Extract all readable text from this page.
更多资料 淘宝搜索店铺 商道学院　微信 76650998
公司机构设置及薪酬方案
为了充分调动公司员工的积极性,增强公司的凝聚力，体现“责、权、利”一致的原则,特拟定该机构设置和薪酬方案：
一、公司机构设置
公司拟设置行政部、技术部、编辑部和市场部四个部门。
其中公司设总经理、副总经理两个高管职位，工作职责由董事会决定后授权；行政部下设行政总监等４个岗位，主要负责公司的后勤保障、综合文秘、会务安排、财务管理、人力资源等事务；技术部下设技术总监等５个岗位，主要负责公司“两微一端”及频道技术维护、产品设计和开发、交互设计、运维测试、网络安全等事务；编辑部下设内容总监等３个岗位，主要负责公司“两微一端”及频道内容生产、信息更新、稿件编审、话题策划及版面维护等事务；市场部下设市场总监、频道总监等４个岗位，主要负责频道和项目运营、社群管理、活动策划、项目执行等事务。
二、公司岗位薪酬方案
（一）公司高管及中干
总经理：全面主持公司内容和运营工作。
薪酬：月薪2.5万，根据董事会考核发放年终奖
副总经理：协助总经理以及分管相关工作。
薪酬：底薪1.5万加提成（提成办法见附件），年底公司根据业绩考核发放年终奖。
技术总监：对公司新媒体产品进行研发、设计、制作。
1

┄┄┄┄┄┄┄┄┄┄┄┄┄┄┄┄┄┄┄┄

◆ What needs to be done:
The records above should be returned exactly.

◆ Reply to the exercise:
Extract all readable text from this page.
更多资料 淘宝搜索店铺 商道学院　微信 76650998
公司机构设置及薪酬方案
为了充分调动公司员工的积极性,增强公司的凝聚力，体现“责、权、利”一致的原则,特拟定该机构设置和薪酬方案：
一、公司机构设置
公司拟设置行政部、技术部、编辑部和市场部四个部门。
其中公司设总经理、副总经理两个高管职位，工作职责由董事会决定后授权；行政部下设行政总监等４个岗位，主要负责公司的后勤保障、综合文秘、会务安排、财务管理、人力资源等事务；技术部下设技术总监等５个岗位，主要负责公司“两微一端”及频道技术维护、产品设计和开发、交互设计、运维测试、网络安全等事务；编辑部下设内容总监等３个岗位，主要负责公司“两微一端”及频道内容生产、信息更新、稿件编审、话题策划及版面维护等事务；市场部下设市场总监、频道总监等４个岗位，主要负责频道和项目运营、社群管理、活动策划、项目执行等事务。
二、公司岗位薪酬方案
（一）公司高管及中干
总经理：全面主持公司内容和运营工作。
薪酬：月薪2.5万，根据董事会考核发放年终奖
副总经理：协助总经理以及分管相关工作。
薪酬：底薪1.5万加提成（提成办法见附件），年底公司根据业绩考核发放年终奖。
技术总监：对公司新媒体产品进行研发、设计、制作。
1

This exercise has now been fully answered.